» What is required
Wherever the word "name" appears in the entries, copy the whole line.

» Input records
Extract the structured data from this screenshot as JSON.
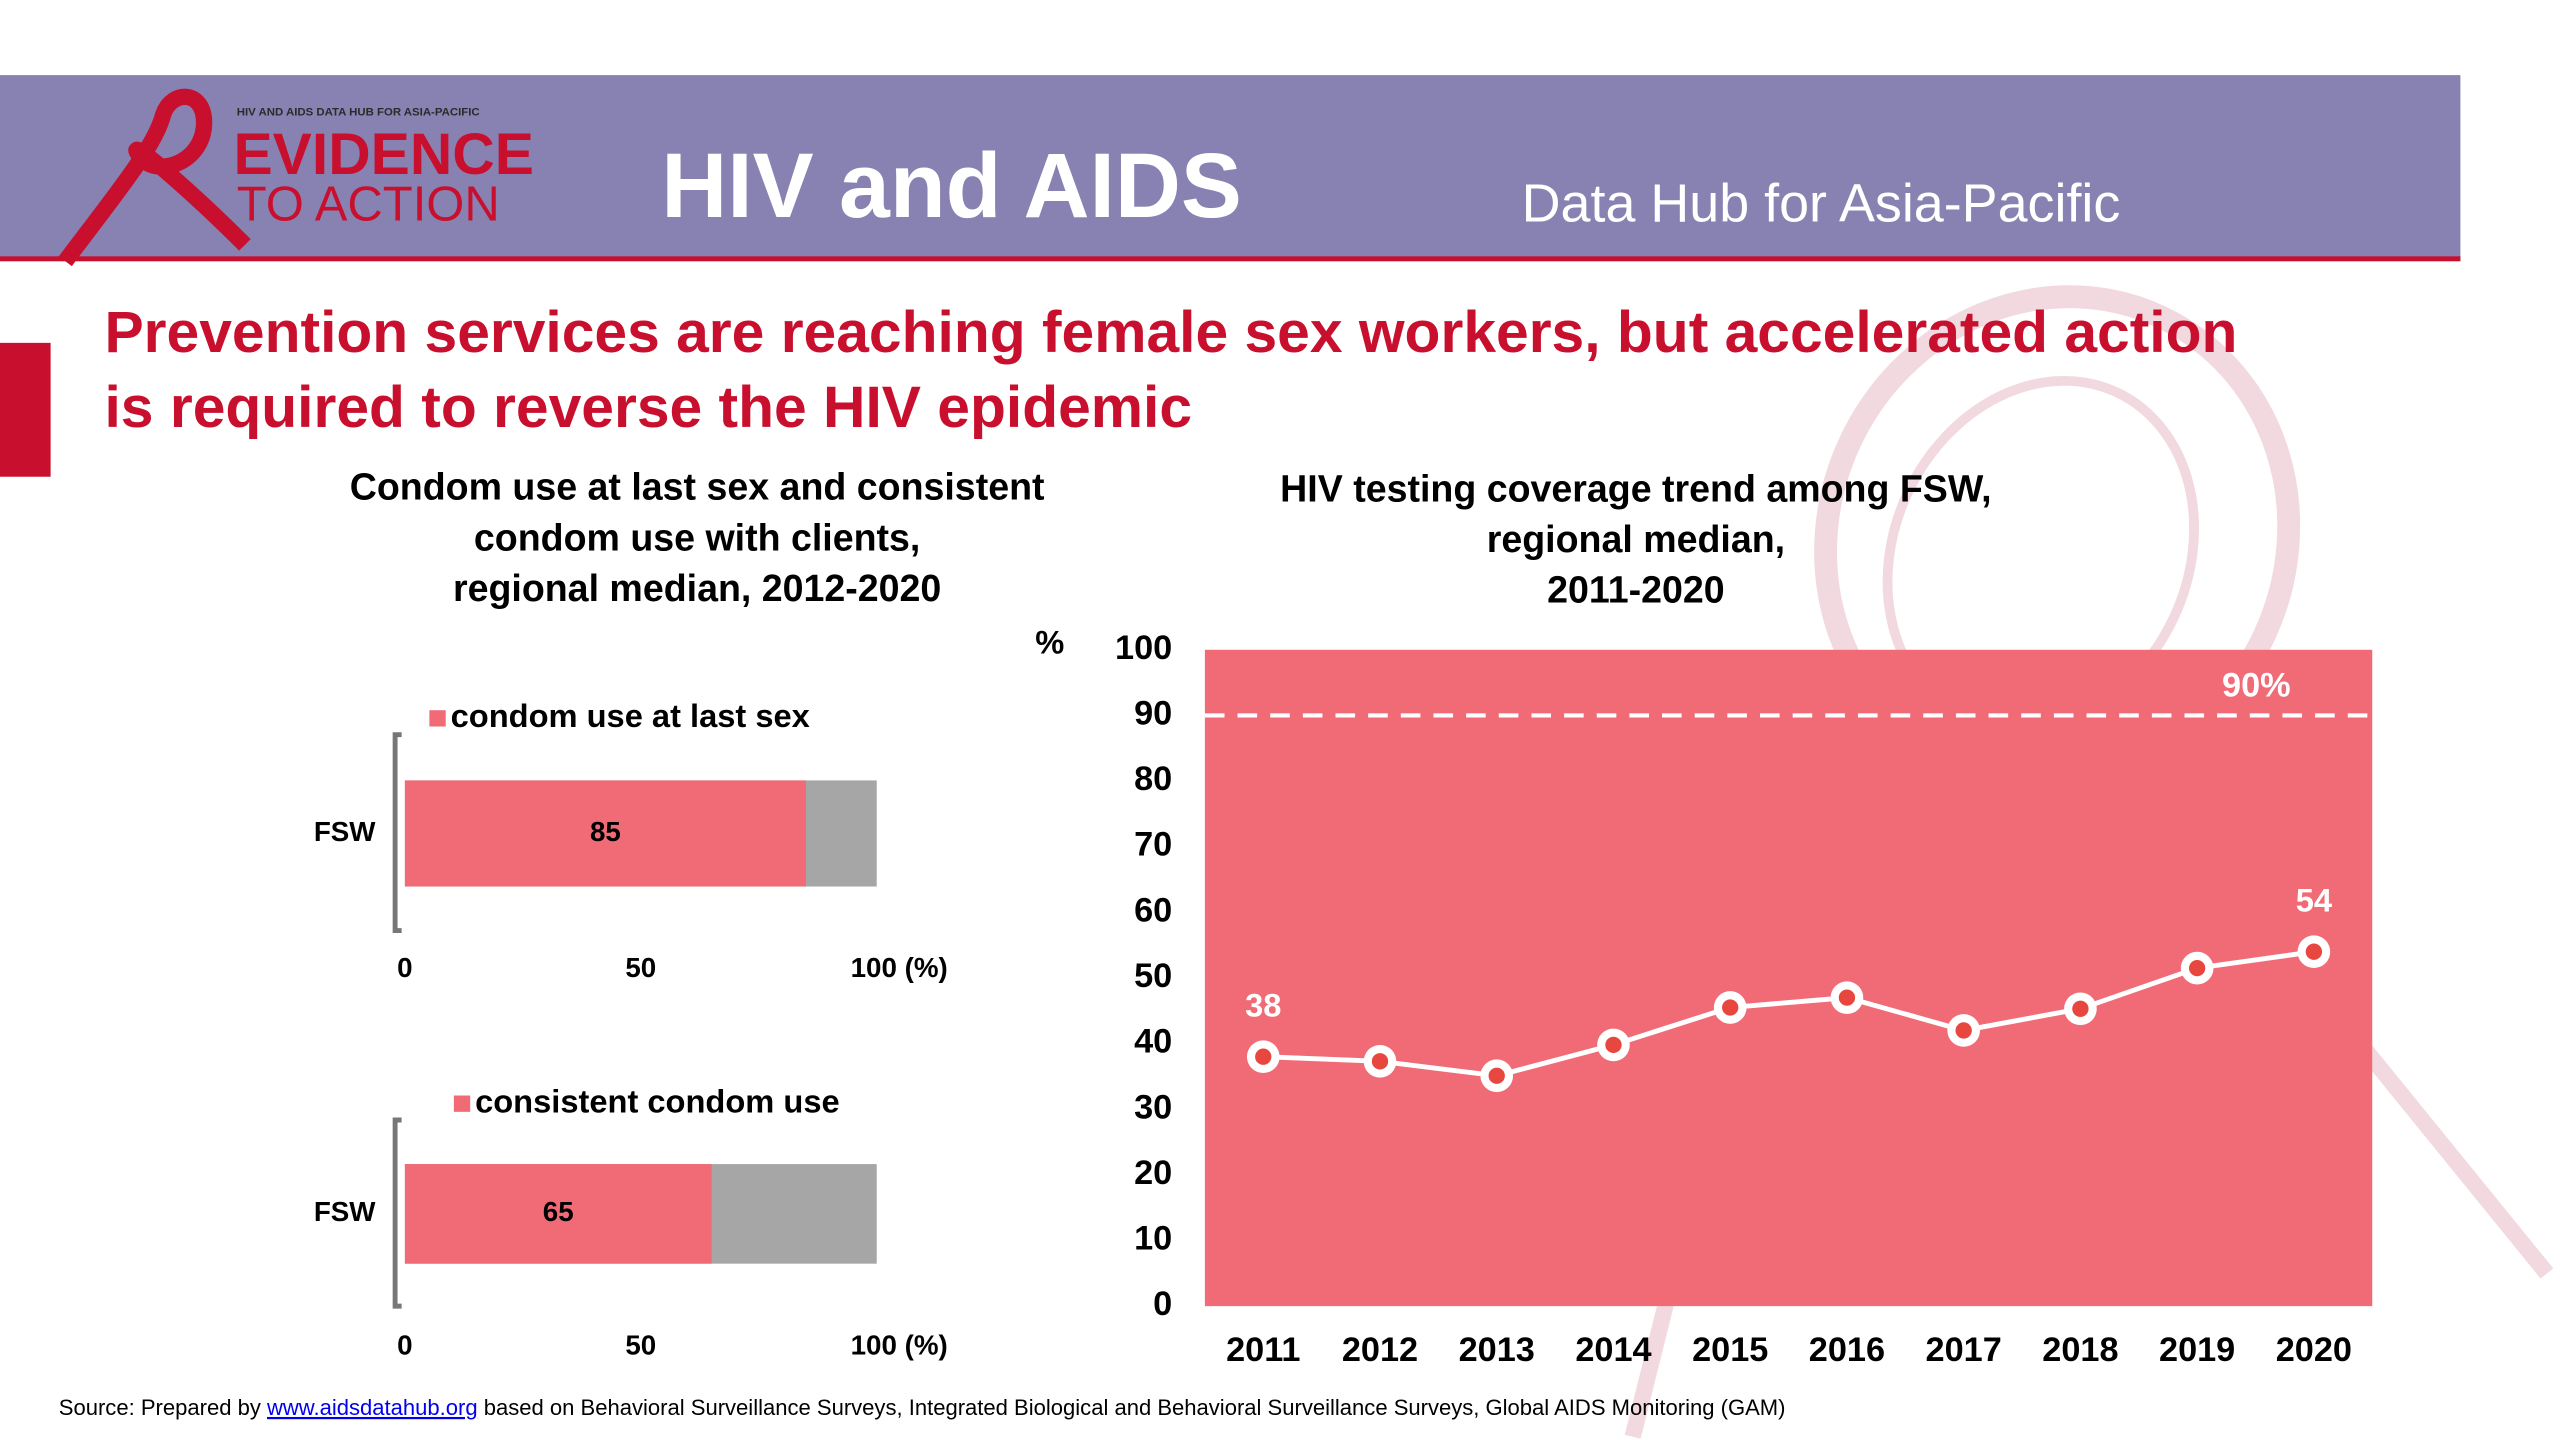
{
  "header": {
    "logo_small": "HIV AND AIDS DATA HUB FOR ASIA-PACIFIC",
    "logo_top": "EVIDENCE",
    "logo_bottom": "TO ACTION",
    "title": "HIV and AIDS",
    "subtitle": "Data Hub for Asia-Pacific"
  },
  "headline": [
    "Prevention services are reaching female sex workers, but accelerated action",
    "is required to reverse the HIV epidemic"
  ],
  "left_panel": {
    "title": [
      "Condom use at last sex and consistent",
      "condom use with clients,",
      "regional median, 2012-2020"
    ]
  },
  "chart_data": [
    {
      "type": "hbar",
      "categories": [
        "FSW"
      ],
      "series": [
        {
          "name": "condom use at last sex",
          "color": "#f06b76",
          "values": [
            85
          ]
        }
      ],
      "remainder_color": "#a6a6a6",
      "xlim": [
        0,
        100
      ],
      "xticks": [
        0,
        50,
        {
          "value": 100,
          "label": "100 (%)"
        }
      ]
    },
    {
      "type": "hbar",
      "categories": [
        "FSW"
      ],
      "series": [
        {
          "name": "consistent condom use",
          "color": "#f06b76",
          "values": [
            65
          ]
        }
      ],
      "remainder_color": "#a6a6a6",
      "xlim": [
        0,
        100
      ],
      "xticks": [
        0,
        50,
        {
          "value": 100,
          "label": "100 (%)"
        }
      ]
    },
    {
      "type": "line",
      "title": [
        "HIV testing coverage trend among FSW,",
        "regional median,",
        "2011-2020"
      ],
      "y_label": "%",
      "categories": [
        "2011",
        "2012",
        "2013",
        "2014",
        "2015",
        "2016",
        "2017",
        "2018",
        "2019",
        "2020"
      ],
      "series": [
        {
          "name": "HIV testing coverage",
          "color": "#ffffff",
          "values": [
            38,
            37.3,
            35.1,
            39.8,
            45.5,
            47,
            42,
            45.3,
            51.5,
            54
          ]
        }
      ],
      "plot_color": "#f06b76",
      "ylim": [
        0,
        100
      ],
      "yticks": [
        0,
        10,
        20,
        30,
        40,
        50,
        60,
        70,
        80,
        90,
        100
      ],
      "reference_line": {
        "value": 90,
        "label": "90%"
      }
    }
  ],
  "source": {
    "prefix": "Source: Prepared by",
    "link": "www.aidsdatahub.org",
    "suffix": "based on Behavioral Surveillance Surveys, Integrated Biological and Behavioral Surveillance Surveys, Global AIDS Monitoring (GAM)"
  }
}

» Solution
          "name": "condom use at last sex",
          "name": "consistent condom use",
          "name": "HIV testing coverage",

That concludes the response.